> _DATA PROVIDED_
+++

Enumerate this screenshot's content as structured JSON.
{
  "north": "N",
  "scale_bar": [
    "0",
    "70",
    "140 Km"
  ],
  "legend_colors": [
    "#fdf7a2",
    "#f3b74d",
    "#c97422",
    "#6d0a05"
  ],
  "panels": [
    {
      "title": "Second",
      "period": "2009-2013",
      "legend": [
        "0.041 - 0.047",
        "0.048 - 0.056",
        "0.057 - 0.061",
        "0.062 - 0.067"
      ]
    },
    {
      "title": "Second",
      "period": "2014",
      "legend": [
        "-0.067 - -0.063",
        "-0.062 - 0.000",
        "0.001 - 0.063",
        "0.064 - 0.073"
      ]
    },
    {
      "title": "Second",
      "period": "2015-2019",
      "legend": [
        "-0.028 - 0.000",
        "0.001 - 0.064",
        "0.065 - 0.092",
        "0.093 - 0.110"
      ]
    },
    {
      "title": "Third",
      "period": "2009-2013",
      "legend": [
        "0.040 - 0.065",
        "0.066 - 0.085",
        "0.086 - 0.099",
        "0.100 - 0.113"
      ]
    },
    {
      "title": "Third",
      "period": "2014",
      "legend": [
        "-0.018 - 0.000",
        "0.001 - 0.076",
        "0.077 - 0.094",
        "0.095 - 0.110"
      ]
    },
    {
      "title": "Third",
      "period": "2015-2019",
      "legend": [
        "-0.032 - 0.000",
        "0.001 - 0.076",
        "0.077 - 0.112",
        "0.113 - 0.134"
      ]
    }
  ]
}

+++

> _DIRECTIONS_
Print all of the entries exactly as they are written.

> _ANSWER TO THIS TASK_
Enumerate this screenshot's content as structured JSON.
{
  "north": "N",
  "scale_bar": [
    "0",
    "70",
    "140 Km"
  ],
  "legend_colors": [
    "#fdf7a2",
    "#f3b74d",
    "#c97422",
    "#6d0a05"
  ],
  "panels": [
    {
      "title": "Second",
      "period": "2009-2013",
      "legend": [
        "0.041 - 0.047",
        "0.048 - 0.056",
        "0.057 - 0.061",
        "0.062 - 0.067"
      ]
    },
    {
      "title": "Second",
      "period": "2014",
      "legend": [
        "-0.067 - -0.063",
        "-0.062 - 0.000",
        "0.001 - 0.063",
        "0.064 - 0.073"
      ]
    },
    {
      "title": "Second",
      "period": "2015-2019",
      "legend": [
        "-0.028 - 0.000",
        "0.001 - 0.064",
        "0.065 - 0.092",
        "0.093 - 0.110"
      ]
    },
    {
      "title": "Third",
      "period": "2009-2013",
      "legend": [
        "0.040 - 0.065",
        "0.066 - 0.085",
        "0.086 - 0.099",
        "0.100 - 0.113"
      ]
    },
    {
      "title": "Third",
      "period": "2014",
      "legend": [
        "-0.018 - 0.000",
        "0.001 - 0.076",
        "0.077 - 0.094",
        "0.095 - 0.110"
      ]
    },
    {
      "title": "Third",
      "period": "2015-2019",
      "legend": [
        "-0.032 - 0.000",
        "0.001 - 0.076",
        "0.077 - 0.112",
        "0.113 - 0.134"
      ]
    }
  ]
}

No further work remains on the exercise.